* [WHAT YOU WILL DO]: If a line in the data below contains the word "Attributes", copy it out.

┌──

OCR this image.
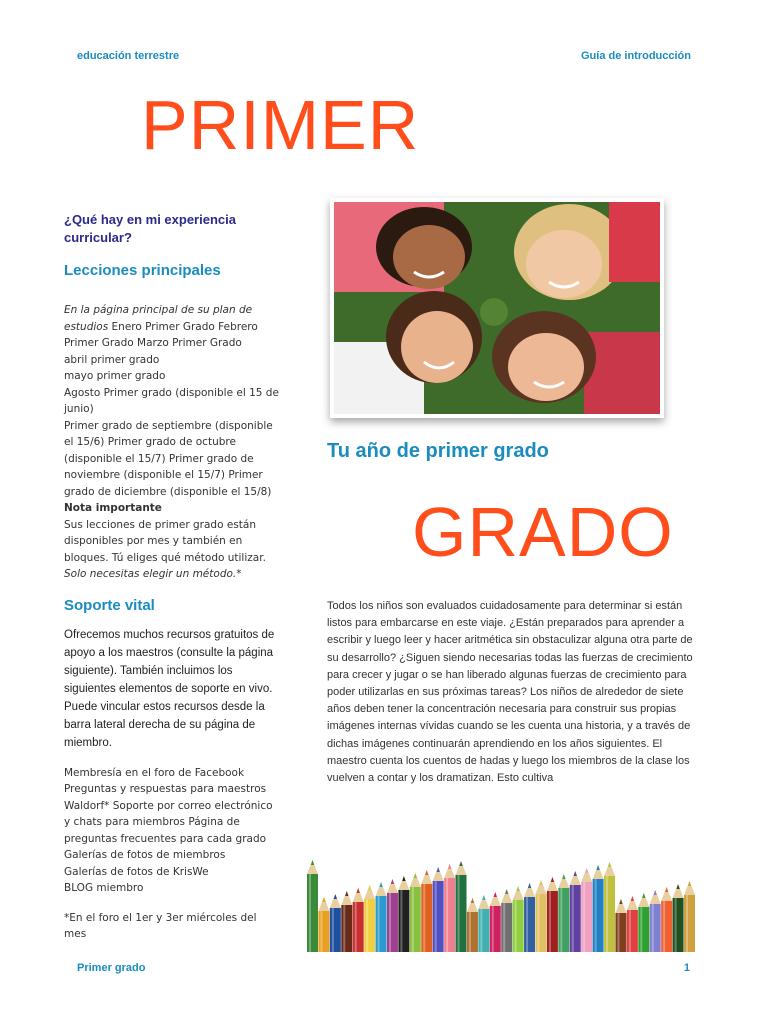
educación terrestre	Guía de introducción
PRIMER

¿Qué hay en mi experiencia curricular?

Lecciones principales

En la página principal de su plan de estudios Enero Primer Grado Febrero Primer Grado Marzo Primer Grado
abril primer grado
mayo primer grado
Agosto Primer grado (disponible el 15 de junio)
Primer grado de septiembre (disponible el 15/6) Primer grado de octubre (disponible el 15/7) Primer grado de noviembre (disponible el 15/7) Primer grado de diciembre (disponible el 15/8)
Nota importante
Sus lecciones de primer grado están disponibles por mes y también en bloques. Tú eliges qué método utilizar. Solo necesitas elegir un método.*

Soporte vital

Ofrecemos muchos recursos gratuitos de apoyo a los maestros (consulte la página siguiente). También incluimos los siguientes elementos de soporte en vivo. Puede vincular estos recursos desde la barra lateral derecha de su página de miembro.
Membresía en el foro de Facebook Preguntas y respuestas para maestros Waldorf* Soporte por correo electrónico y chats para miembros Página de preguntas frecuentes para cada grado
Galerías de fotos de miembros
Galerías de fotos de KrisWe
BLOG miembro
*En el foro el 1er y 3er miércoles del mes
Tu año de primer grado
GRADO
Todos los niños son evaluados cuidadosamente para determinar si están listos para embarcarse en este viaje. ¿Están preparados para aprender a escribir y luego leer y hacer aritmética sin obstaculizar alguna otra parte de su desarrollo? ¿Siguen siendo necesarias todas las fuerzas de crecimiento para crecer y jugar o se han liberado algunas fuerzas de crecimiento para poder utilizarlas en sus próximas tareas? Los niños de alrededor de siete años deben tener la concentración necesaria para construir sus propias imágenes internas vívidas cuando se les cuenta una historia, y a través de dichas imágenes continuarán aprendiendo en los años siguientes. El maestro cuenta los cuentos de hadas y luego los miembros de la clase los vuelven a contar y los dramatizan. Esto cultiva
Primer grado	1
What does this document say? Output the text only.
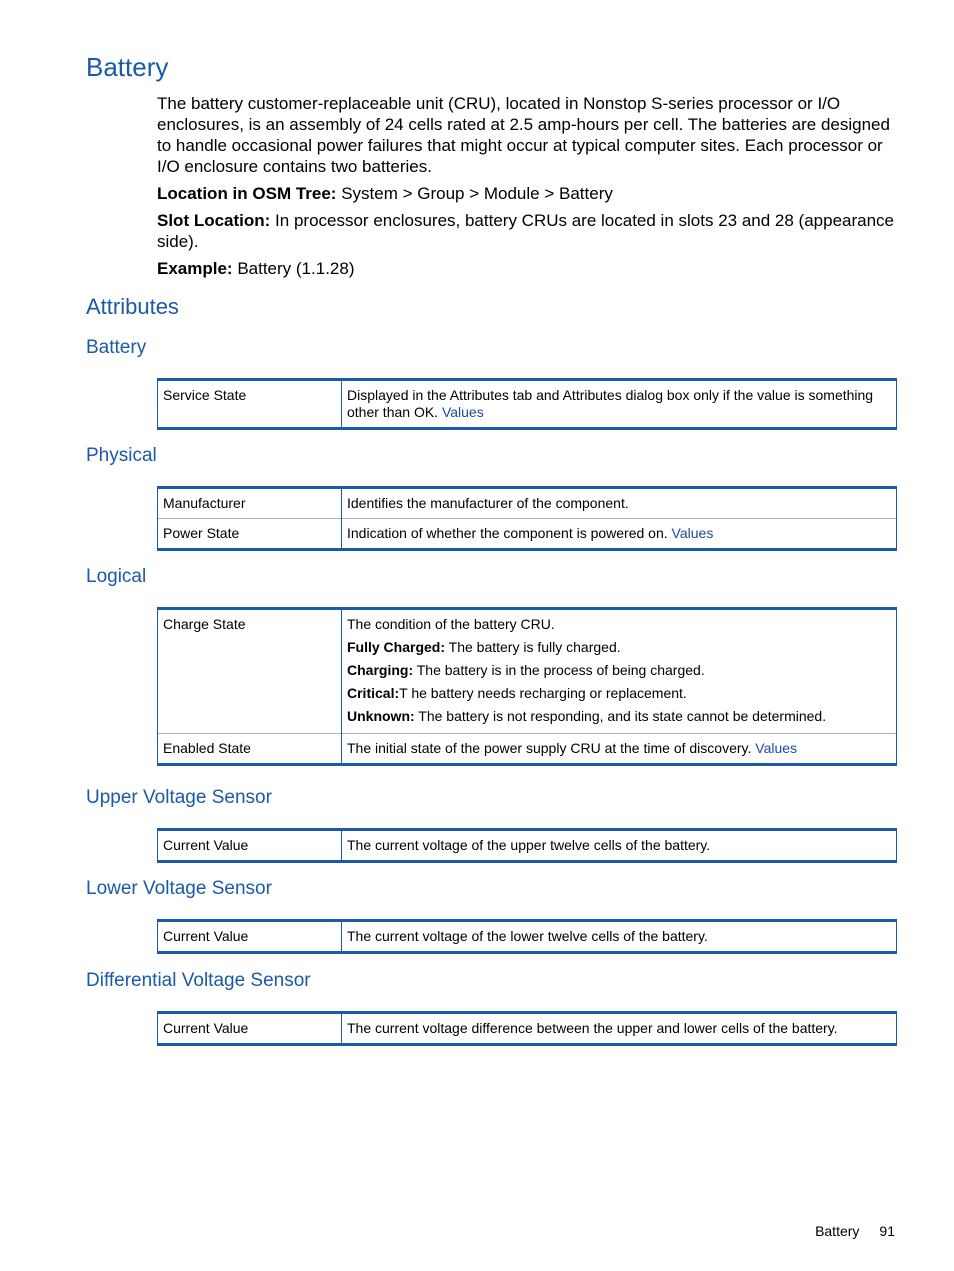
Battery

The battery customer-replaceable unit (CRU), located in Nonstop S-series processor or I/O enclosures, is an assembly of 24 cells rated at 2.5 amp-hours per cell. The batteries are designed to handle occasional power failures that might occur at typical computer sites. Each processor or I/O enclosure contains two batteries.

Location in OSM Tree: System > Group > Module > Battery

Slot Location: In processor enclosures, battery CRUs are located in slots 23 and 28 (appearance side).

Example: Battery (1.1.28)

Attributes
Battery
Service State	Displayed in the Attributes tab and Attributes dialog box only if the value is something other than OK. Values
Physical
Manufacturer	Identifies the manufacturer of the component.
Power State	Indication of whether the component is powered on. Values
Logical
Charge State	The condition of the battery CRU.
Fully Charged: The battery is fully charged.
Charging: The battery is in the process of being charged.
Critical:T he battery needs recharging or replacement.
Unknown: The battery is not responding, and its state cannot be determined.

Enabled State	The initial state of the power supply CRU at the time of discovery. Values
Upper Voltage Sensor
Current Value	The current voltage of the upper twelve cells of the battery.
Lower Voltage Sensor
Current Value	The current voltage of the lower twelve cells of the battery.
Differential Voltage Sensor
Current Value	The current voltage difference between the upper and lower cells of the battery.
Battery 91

└──
┌──

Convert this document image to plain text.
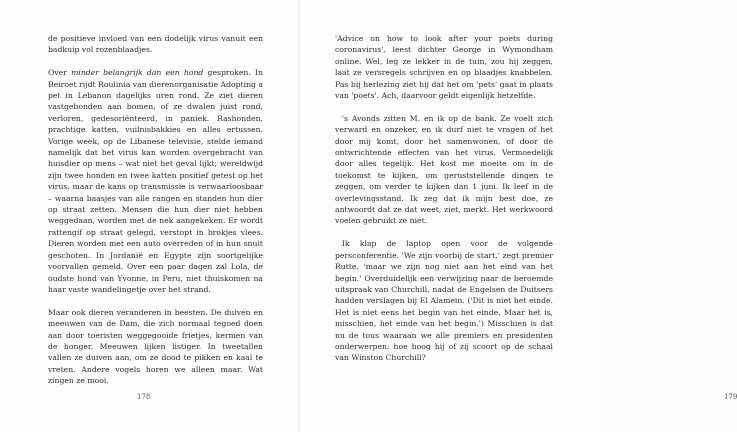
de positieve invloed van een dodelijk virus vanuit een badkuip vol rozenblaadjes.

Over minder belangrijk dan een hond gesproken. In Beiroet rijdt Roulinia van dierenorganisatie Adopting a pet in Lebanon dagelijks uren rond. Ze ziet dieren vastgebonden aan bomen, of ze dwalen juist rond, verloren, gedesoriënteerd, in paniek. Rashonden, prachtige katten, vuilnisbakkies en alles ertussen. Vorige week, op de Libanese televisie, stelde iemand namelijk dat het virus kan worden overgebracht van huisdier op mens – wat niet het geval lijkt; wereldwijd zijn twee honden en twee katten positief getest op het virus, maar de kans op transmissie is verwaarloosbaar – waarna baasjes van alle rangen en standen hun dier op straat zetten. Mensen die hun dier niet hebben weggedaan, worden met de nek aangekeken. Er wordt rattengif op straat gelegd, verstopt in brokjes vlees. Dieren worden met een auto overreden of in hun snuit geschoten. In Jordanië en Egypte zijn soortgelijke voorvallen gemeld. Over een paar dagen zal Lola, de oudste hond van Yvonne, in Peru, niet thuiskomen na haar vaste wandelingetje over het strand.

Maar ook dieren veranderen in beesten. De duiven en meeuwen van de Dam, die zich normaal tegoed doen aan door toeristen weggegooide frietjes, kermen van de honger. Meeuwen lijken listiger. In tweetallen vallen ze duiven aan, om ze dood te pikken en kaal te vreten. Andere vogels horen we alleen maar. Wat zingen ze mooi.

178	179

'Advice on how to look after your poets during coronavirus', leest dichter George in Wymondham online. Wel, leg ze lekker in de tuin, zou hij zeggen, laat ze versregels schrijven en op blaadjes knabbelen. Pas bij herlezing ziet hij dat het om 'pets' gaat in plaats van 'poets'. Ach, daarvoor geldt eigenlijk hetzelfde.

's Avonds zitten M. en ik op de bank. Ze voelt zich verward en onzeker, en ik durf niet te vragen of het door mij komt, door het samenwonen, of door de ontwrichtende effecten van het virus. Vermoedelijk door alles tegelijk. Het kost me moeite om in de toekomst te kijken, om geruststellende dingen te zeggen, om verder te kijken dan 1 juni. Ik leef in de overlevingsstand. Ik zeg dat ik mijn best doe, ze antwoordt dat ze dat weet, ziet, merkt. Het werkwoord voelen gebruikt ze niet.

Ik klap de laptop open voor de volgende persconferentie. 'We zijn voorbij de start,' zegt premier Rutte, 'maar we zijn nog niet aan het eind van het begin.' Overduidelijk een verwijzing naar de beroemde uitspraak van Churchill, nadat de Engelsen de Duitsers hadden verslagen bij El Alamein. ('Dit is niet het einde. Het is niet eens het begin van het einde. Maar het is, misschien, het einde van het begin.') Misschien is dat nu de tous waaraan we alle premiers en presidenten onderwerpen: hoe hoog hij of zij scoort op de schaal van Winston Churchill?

└──

* [YOUR RESPONSE]:
Attributes
Service State	Displayed in the Attributes tab and Attributes dialog box only if the value is something other than OK. Values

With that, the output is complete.